● **YOUR GOAL**
All of the material below is to be repeated exactly.

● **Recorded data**
==========

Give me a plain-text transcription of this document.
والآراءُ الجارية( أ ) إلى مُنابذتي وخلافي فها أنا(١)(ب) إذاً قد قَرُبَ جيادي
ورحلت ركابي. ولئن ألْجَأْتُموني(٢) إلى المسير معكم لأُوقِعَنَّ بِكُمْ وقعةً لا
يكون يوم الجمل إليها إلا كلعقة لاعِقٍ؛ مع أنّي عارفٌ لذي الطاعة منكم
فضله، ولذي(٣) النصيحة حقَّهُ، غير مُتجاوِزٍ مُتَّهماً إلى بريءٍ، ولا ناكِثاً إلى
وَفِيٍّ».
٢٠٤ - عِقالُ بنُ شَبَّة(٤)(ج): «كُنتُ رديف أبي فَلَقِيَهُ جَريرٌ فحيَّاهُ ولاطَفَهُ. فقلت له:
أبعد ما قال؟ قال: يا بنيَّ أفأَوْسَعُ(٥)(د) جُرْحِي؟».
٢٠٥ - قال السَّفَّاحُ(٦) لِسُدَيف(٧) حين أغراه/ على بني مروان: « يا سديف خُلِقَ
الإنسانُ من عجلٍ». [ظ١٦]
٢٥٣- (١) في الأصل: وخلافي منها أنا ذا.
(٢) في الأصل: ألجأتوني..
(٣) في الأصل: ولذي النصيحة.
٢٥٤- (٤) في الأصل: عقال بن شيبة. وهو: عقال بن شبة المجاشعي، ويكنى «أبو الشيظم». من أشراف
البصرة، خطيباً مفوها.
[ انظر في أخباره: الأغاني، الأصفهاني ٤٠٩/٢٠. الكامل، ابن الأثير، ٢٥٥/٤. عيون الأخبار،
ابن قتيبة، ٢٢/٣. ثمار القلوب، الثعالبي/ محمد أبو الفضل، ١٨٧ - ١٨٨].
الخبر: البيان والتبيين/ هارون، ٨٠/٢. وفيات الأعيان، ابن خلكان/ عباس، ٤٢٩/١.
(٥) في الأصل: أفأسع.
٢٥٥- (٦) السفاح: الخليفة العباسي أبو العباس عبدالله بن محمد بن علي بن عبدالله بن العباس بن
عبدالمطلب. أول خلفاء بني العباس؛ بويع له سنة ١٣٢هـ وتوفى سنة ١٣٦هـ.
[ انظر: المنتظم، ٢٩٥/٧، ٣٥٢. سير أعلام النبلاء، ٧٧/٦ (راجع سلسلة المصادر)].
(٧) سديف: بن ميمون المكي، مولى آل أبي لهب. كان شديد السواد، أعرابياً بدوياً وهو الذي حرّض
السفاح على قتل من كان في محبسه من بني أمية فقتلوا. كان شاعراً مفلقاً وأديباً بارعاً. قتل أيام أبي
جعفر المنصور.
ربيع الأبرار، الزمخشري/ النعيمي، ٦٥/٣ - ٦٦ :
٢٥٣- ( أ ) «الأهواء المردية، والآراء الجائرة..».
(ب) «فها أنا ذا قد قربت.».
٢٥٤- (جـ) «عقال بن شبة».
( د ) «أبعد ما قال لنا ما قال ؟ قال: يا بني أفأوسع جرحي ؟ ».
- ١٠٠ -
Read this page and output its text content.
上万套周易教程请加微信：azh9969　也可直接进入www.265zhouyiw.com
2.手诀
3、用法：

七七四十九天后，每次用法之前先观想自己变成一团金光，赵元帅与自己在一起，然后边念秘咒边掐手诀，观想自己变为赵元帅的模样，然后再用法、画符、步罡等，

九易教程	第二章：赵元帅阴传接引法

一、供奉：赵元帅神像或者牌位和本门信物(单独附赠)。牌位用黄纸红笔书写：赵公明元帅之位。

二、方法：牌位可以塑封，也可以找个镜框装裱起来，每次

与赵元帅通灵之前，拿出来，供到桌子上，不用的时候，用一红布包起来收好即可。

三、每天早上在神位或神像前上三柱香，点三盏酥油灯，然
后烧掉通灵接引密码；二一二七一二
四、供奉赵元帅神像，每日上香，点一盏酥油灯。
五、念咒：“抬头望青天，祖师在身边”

==========

● **RESPONSE TO THE EXERCISE**
Give me a plain-text transcription of this document.
والآراءُ الجارية( أ ) إلى مُنابذتي وخلافي فها أنا(١)(ب) إذاً قد قَرُبَ جيادي
ورحلت ركابي. ولئن ألْجَأْتُموني(٢) إلى المسير معكم لأُوقِعَنَّ بِكُمْ وقعةً لا
يكون يوم الجمل إليها إلا كلعقة لاعِقٍ؛ مع أنّي عارفٌ لذي الطاعة منكم
فضله، ولذي(٣) النصيحة حقَّهُ، غير مُتجاوِزٍ مُتَّهماً إلى بريءٍ، ولا ناكِثاً إلى
وَفِيٍّ».
٢٠٤ - عِقالُ بنُ شَبَّة(٤)(ج): «كُنتُ رديف أبي فَلَقِيَهُ جَريرٌ فحيَّاهُ ولاطَفَهُ. فقلت له:
أبعد ما قال؟ قال: يا بنيَّ أفأَوْسَعُ(٥)(د) جُرْحِي؟».
٢٠٥ - قال السَّفَّاحُ(٦) لِسُدَيف(٧) حين أغراه/ على بني مروان: « يا سديف خُلِقَ
الإنسانُ من عجلٍ». [ظ١٦]
٢٥٣- (١) في الأصل: وخلافي منها أنا ذا.
(٢) في الأصل: ألجأتوني..
(٣) في الأصل: ولذي النصيحة.
٢٥٤- (٤) في الأصل: عقال بن شيبة. وهو: عقال بن شبة المجاشعي، ويكنى «أبو الشيظم». من أشراف
البصرة، خطيباً مفوها.
[ انظر في أخباره: الأغاني، الأصفهاني ٤٠٩/٢٠. الكامل، ابن الأثير، ٢٥٥/٤. عيون الأخبار،
ابن قتيبة، ٢٢/٣. ثمار القلوب، الثعالبي/ محمد أبو الفضل، ١٨٧ - ١٨٨].
الخبر: البيان والتبيين/ هارون، ٨٠/٢. وفيات الأعيان، ابن خلكان/ عباس، ٤٢٩/١.
(٥) في الأصل: أفأسع.
٢٥٥- (٦) السفاح: الخليفة العباسي أبو العباس عبدالله بن محمد بن علي بن عبدالله بن العباس بن
عبدالمطلب. أول خلفاء بني العباس؛ بويع له سنة ١٣٢هـ وتوفى سنة ١٣٦هـ.
[ انظر: المنتظم، ٢٩٥/٧، ٣٥٢. سير أعلام النبلاء، ٧٧/٦ (راجع سلسلة المصادر)].
(٧) سديف: بن ميمون المكي، مولى آل أبي لهب. كان شديد السواد، أعرابياً بدوياً وهو الذي حرّض
السفاح على قتل من كان في محبسه من بني أمية فقتلوا. كان شاعراً مفلقاً وأديباً بارعاً. قتل أيام أبي
جعفر المنصور.
ربيع الأبرار، الزمخشري/ النعيمي، ٦٥/٣ - ٦٦ :
٢٥٣- ( أ ) «الأهواء المردية، والآراء الجائرة..».
(ب) «فها أنا ذا قد قربت.».
٢٥٤- (جـ) «عقال بن شبة».
( د ) «أبعد ما قال لنا ما قال ؟ قال: يا بني أفأوسع جرحي ؟ ».
- ١٠٠ -
Read this page and output its text content.
上万套周易教程请加微信：azh9969　也可直接进入www.265zhouyiw.com
2.手诀
3、用法：

七七四十九天后，每次用法之前先观想自己变成一团金光，赵元帅与自己在一起，然后边念秘咒边掐手诀，观想自己变为赵元帅的模样，然后再用法、画符、步罡等，

九易教程	第二章：赵元帅阴传接引法

一、供奉：赵元帅神像或者牌位和本门信物(单独附赠)。牌位用黄纸红笔书写：赵公明元帅之位。

二、方法：牌位可以塑封，也可以找个镜框装裱起来，每次

与赵元帅通灵之前，拿出来，供到桌子上，不用的时候，用一红布包起来收好即可。

三、每天早上在神位或神像前上三柱香，点三盏酥油灯，然
后烧掉通灵接引密码；二一二七一二
四、供奉赵元帅神像，每日上香，点一盏酥油灯。
五、念咒：“抬头望青天，祖师在身边”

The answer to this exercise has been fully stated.